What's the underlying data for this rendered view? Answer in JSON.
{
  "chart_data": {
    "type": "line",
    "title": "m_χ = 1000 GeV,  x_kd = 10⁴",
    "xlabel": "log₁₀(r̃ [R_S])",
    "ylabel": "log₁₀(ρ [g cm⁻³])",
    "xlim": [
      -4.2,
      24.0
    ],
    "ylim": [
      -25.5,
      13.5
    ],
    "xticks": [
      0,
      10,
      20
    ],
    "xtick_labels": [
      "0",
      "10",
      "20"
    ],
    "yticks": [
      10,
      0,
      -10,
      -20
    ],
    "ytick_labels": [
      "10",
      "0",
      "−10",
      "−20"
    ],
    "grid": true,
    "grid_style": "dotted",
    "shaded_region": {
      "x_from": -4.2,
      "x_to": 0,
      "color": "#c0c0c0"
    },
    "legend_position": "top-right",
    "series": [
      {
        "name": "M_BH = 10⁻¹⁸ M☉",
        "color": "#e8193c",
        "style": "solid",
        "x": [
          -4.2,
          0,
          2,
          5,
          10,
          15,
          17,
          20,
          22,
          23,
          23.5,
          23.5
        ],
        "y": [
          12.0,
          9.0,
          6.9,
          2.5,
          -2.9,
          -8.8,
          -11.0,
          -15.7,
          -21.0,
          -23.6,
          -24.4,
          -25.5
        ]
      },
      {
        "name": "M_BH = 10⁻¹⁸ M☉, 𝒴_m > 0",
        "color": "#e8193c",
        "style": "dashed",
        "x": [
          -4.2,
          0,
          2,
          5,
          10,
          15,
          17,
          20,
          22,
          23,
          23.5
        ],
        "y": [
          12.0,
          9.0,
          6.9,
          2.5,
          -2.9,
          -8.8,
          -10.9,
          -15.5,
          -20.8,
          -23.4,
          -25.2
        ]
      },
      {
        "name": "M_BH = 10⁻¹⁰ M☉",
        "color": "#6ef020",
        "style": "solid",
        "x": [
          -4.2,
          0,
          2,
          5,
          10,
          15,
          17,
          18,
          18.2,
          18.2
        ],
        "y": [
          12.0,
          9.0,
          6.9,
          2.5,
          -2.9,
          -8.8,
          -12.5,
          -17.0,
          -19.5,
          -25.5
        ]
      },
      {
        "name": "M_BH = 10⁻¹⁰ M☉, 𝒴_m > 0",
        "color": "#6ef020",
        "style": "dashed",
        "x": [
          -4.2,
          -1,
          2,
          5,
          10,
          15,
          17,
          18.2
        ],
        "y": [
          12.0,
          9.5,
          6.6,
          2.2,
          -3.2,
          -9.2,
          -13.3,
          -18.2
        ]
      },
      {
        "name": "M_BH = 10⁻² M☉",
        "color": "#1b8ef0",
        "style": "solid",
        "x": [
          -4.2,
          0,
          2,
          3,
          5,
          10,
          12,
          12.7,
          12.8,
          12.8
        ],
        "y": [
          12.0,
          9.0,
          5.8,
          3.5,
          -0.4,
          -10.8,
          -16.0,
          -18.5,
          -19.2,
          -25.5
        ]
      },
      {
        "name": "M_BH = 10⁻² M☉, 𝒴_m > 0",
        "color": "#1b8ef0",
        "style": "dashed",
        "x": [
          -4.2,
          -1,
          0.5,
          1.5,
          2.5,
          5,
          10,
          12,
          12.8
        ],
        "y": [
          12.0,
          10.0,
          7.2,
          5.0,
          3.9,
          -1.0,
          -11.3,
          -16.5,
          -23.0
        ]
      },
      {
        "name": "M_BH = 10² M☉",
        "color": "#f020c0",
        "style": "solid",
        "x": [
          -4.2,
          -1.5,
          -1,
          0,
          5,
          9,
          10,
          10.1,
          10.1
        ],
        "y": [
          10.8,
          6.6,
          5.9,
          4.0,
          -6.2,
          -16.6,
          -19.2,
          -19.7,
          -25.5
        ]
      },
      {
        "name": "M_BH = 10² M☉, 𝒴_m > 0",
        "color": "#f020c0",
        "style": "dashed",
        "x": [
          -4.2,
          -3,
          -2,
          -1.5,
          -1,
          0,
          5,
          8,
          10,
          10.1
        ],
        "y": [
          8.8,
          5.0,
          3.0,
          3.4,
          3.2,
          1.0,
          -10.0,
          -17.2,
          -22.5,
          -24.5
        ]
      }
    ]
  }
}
*****
# Stated problem
Quote each line above in full, word for word.

# In response
What's the underlying data for this rendered view? Answer in JSON.
{
  "chart_data": {
    "type": "line",
    "title": "m_χ = 1000 GeV,  x_kd = 10⁴",
    "xlabel": "log₁₀(r̃ [R_S])",
    "ylabel": "log₁₀(ρ [g cm⁻³])",
    "xlim": [
      -4.2,
      24.0
    ],
    "ylim": [
      -25.5,
      13.5
    ],
    "xticks": [
      0,
      10,
      20
    ],
    "xtick_labels": [
      "0",
      "10",
      "20"
    ],
    "yticks": [
      10,
      0,
      -10,
      -20
    ],
    "ytick_labels": [
      "10",
      "0",
      "−10",
      "−20"
    ],
    "grid": true,
    "grid_style": "dotted",
    "shaded_region": {
      "x_from": -4.2,
      "x_to": 0,
      "color": "#c0c0c0"
    },
    "legend_position": "top-right",
    "series": [
      {
        "name": "M_BH = 10⁻¹⁸ M☉",
        "color": "#e8193c",
        "style": "solid",
        "x": [
          -4.2,
          0,
          2,
          5,
          10,
          15,
          17,
          20,
          22,
          23,
          23.5,
          23.5
        ],
        "y": [
          12.0,
          9.0,
          6.9,
          2.5,
          -2.9,
          -8.8,
          -11.0,
          -15.7,
          -21.0,
          -23.6,
          -24.4,
          -25.5
        ]
      },
      {
        "name": "M_BH = 10⁻¹⁸ M☉, 𝒴_m > 0",
        "color": "#e8193c",
        "style": "dashed",
        "x": [
          -4.2,
          0,
          2,
          5,
          10,
          15,
          17,
          20,
          22,
          23,
          23.5
        ],
        "y": [
          12.0,
          9.0,
          6.9,
          2.5,
          -2.9,
          -8.8,
          -10.9,
          -15.5,
          -20.8,
          -23.4,
          -25.2
        ]
      },
      {
        "name": "M_BH = 10⁻¹⁰ M☉",
        "color": "#6ef020",
        "style": "solid",
        "x": [
          -4.2,
          0,
          2,
          5,
          10,
          15,
          17,
          18,
          18.2,
          18.2
        ],
        "y": [
          12.0,
          9.0,
          6.9,
          2.5,
          -2.9,
          -8.8,
          -12.5,
          -17.0,
          -19.5,
          -25.5
        ]
      },
      {
        "name": "M_BH = 10⁻¹⁰ M☉, 𝒴_m > 0",
        "color": "#6ef020",
        "style": "dashed",
        "x": [
          -4.2,
          -1,
          2,
          5,
          10,
          15,
          17,
          18.2
        ],
        "y": [
          12.0,
          9.5,
          6.6,
          2.2,
          -3.2,
          -9.2,
          -13.3,
          -18.2
        ]
      },
      {
        "name": "M_BH = 10⁻² M☉",
        "color": "#1b8ef0",
        "style": "solid",
        "x": [
          -4.2,
          0,
          2,
          3,
          5,
          10,
          12,
          12.7,
          12.8,
          12.8
        ],
        "y": [
          12.0,
          9.0,
          5.8,
          3.5,
          -0.4,
          -10.8,
          -16.0,
          -18.5,
          -19.2,
          -25.5
        ]
      },
      {
        "name": "M_BH = 10⁻² M☉, 𝒴_m > 0",
        "color": "#1b8ef0",
        "style": "dashed",
        "x": [
          -4.2,
          -1,
          0.5,
          1.5,
          2.5,
          5,
          10,
          12,
          12.8
        ],
        "y": [
          12.0,
          10.0,
          7.2,
          5.0,
          3.9,
          -1.0,
          -11.3,
          -16.5,
          -23.0
        ]
      },
      {
        "name": "M_BH = 10² M☉",
        "color": "#f020c0",
        "style": "solid",
        "x": [
          -4.2,
          -1.5,
          -1,
          0,
          5,
          9,
          10,
          10.1,
          10.1
        ],
        "y": [
          10.8,
          6.6,
          5.9,
          4.0,
          -6.2,
          -16.6,
          -19.2,
          -19.7,
          -25.5
        ]
      },
      {
        "name": "M_BH = 10² M☉, 𝒴_m > 0",
        "color": "#f020c0",
        "style": "dashed",
        "x": [
          -4.2,
          -3,
          -2,
          -1.5,
          -1,
          0,
          5,
          8,
          10,
          10.1
        ],
        "y": [
          8.8,
          5.0,
          3.0,
          3.4,
          3.2,
          1.0,
          -10.0,
          -17.2,
          -22.5,
          -24.5
        ]
      }
    ]
  }
}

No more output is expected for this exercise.